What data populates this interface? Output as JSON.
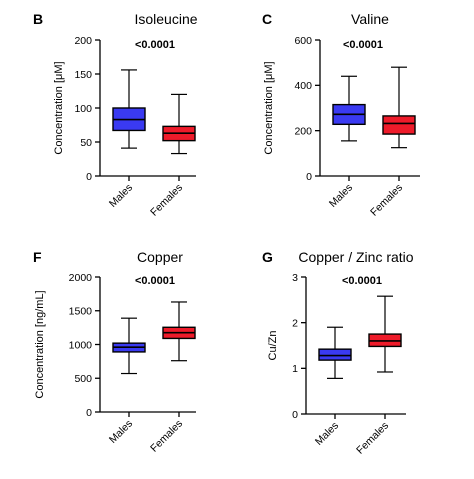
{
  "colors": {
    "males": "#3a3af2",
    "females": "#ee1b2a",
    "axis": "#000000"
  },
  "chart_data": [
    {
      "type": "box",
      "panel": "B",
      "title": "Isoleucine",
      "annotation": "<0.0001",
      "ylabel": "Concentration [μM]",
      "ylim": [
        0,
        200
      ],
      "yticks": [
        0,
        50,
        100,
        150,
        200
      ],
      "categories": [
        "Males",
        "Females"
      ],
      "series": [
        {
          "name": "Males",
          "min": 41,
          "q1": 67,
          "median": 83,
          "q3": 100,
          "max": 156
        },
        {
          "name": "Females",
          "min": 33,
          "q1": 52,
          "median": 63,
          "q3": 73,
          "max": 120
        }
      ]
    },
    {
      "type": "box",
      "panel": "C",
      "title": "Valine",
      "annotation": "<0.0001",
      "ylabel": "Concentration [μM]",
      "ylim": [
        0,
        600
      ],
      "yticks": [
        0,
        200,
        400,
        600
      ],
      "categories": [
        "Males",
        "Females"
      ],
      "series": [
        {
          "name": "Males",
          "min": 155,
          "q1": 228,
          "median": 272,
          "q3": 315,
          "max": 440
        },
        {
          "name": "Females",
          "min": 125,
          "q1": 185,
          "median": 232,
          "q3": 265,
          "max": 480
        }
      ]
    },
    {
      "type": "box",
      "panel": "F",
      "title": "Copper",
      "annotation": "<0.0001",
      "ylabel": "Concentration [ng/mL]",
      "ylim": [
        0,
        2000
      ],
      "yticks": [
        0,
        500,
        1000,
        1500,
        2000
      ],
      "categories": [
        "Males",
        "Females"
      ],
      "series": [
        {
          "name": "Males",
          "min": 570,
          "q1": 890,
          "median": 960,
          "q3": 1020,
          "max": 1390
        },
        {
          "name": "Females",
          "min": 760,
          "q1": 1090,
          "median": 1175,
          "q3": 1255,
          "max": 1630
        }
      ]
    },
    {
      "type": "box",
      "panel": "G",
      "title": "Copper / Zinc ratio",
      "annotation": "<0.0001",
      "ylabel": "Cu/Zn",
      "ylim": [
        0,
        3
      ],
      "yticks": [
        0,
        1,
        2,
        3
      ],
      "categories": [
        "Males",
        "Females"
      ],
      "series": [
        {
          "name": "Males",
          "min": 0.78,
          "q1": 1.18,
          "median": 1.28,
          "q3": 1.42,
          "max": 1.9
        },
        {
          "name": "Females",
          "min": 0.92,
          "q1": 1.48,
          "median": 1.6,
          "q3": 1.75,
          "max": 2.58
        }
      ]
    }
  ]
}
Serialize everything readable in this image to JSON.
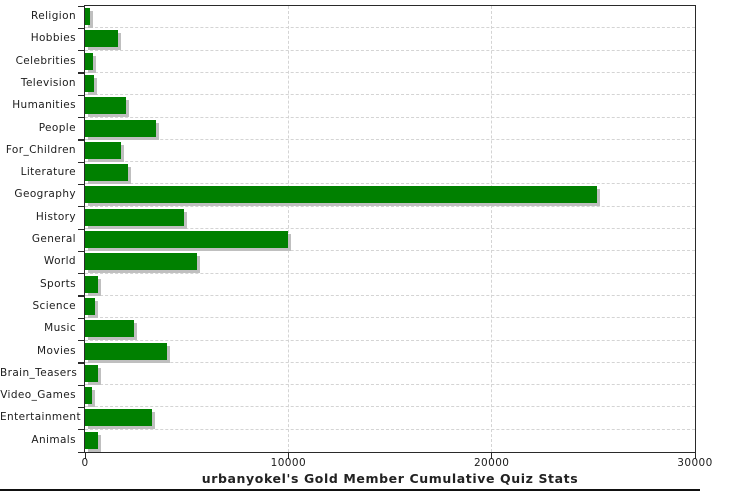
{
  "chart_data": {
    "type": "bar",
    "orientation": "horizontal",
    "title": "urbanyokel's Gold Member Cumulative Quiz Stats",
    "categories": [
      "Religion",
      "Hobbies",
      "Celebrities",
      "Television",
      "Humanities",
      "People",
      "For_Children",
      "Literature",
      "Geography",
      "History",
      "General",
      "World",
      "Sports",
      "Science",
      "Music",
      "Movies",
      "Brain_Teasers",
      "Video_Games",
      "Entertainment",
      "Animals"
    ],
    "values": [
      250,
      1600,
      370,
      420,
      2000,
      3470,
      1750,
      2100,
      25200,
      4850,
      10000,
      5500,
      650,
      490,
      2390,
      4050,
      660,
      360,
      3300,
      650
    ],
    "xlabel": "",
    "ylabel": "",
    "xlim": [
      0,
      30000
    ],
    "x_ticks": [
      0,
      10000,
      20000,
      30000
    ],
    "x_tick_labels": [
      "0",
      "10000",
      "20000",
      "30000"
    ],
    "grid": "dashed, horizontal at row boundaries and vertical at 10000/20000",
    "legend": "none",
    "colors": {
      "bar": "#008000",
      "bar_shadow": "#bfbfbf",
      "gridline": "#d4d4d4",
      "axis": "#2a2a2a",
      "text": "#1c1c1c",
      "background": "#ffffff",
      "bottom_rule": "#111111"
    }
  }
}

* * *

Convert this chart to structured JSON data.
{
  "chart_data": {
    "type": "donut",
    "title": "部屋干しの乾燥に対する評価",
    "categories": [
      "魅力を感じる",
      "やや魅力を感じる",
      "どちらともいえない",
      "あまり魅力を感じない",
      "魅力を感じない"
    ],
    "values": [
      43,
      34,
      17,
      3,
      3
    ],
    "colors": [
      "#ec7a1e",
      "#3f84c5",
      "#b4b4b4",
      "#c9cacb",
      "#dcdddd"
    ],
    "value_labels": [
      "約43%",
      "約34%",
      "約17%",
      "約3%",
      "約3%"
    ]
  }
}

--

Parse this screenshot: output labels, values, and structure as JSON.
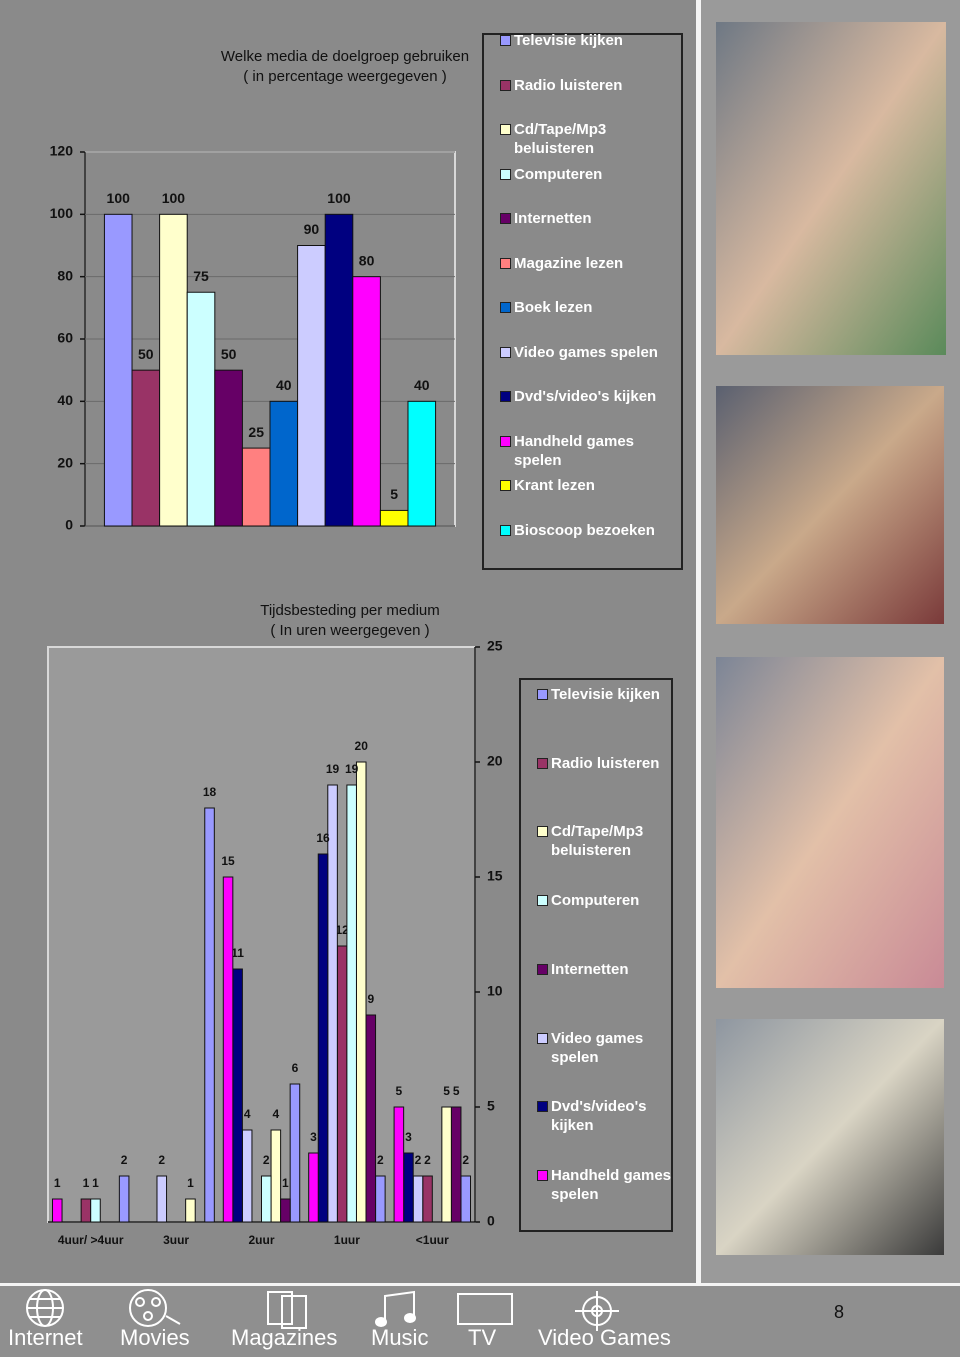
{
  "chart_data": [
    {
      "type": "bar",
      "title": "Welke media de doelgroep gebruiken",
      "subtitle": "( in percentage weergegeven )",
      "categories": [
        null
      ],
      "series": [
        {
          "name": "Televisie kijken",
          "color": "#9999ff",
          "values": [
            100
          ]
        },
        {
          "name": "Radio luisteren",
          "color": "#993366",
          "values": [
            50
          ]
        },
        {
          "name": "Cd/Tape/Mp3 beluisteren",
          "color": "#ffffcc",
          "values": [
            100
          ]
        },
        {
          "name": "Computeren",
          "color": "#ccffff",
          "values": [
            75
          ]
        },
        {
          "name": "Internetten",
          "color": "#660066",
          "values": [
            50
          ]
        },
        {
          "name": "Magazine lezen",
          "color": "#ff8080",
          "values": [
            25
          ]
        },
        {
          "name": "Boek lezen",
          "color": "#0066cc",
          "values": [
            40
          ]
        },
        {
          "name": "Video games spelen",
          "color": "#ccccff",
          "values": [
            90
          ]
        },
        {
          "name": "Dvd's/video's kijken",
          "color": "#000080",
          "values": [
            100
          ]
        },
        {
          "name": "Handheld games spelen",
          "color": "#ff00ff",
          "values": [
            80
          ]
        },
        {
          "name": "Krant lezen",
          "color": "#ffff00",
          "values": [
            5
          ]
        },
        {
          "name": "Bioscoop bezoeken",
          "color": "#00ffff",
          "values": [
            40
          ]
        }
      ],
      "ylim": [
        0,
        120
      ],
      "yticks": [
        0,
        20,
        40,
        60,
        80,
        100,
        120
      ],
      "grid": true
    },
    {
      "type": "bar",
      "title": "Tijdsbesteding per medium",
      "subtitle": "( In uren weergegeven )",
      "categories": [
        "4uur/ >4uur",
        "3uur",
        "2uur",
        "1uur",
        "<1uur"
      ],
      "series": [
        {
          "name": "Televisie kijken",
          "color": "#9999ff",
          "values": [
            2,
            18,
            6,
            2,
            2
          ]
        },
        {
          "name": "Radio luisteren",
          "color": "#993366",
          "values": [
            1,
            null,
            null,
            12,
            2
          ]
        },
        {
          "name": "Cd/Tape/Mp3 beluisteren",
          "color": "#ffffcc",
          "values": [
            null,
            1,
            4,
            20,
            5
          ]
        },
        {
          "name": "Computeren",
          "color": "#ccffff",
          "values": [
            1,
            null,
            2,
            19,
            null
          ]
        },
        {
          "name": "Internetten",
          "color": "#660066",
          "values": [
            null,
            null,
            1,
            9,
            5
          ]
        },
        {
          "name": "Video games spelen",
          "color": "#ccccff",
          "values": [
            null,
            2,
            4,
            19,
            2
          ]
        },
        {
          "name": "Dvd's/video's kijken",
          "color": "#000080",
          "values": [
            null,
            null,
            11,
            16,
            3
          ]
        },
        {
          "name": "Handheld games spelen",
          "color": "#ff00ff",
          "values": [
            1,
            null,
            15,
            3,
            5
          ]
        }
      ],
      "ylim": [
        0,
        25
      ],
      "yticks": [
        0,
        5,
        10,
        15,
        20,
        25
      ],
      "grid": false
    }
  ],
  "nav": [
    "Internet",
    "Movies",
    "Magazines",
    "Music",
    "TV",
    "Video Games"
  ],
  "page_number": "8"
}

# What to do
Look through the data and show every line containing "lezen".

# Answer to this problem
          "name": "Magazine lezen",
          "name": "Boek lezen",
          "name": "Krant lezen",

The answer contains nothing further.